(Data listing)
--
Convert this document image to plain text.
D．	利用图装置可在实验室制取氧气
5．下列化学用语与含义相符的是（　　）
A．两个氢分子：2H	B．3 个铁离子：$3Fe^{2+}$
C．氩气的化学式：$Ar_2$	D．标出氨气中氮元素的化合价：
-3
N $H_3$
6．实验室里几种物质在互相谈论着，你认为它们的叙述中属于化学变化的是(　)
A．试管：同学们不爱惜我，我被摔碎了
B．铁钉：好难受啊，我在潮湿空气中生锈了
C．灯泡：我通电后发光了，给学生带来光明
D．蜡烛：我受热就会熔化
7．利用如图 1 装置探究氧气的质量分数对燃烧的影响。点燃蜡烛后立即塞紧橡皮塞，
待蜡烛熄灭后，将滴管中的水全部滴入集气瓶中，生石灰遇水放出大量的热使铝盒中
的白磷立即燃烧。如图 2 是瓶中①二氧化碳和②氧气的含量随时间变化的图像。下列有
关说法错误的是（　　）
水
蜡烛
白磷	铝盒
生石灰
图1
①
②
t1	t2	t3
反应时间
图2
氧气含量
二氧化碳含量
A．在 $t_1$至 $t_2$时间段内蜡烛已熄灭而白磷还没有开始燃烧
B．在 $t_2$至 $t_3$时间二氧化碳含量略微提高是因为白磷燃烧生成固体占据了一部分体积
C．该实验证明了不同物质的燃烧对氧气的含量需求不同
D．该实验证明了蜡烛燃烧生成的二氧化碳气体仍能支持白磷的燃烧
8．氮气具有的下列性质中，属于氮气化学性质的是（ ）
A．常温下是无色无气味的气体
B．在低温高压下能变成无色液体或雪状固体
--
Using the material above, print every entry exactly as written.

#### OUTPUT OF THE TASK:
Convert this document image to plain text.
D．	利用图装置可在实验室制取氧气
5．下列化学用语与含义相符的是（　　）
A．两个氢分子：2H	B．3 个铁离子：$3Fe^{2+}$
C．氩气的化学式：$Ar_2$	D．标出氨气中氮元素的化合价：
-3
N $H_3$
6．实验室里几种物质在互相谈论着，你认为它们的叙述中属于化学变化的是(　)
A．试管：同学们不爱惜我，我被摔碎了
B．铁钉：好难受啊，我在潮湿空气中生锈了
C．灯泡：我通电后发光了，给学生带来光明
D．蜡烛：我受热就会熔化
7．利用如图 1 装置探究氧气的质量分数对燃烧的影响。点燃蜡烛后立即塞紧橡皮塞，
待蜡烛熄灭后，将滴管中的水全部滴入集气瓶中，生石灰遇水放出大量的热使铝盒中
的白磷立即燃烧。如图 2 是瓶中①二氧化碳和②氧气的含量随时间变化的图像。下列有
关说法错误的是（　　）
水
蜡烛
白磷	铝盒
生石灰
图1
①
②
t1	t2	t3
反应时间
图2
氧气含量
二氧化碳含量
A．在 $t_1$至 $t_2$时间段内蜡烛已熄灭而白磷还没有开始燃烧
B．在 $t_2$至 $t_3$时间二氧化碳含量略微提高是因为白磷燃烧生成固体占据了一部分体积
C．该实验证明了不同物质的燃烧对氧气的含量需求不同
D．该实验证明了蜡烛燃烧生成的二氧化碳气体仍能支持白磷的燃烧
8．氮气具有的下列性质中，属于氮气化学性质的是（ ）
A．常温下是无色无气味的气体
B．在低温高压下能变成无色液体或雪状固体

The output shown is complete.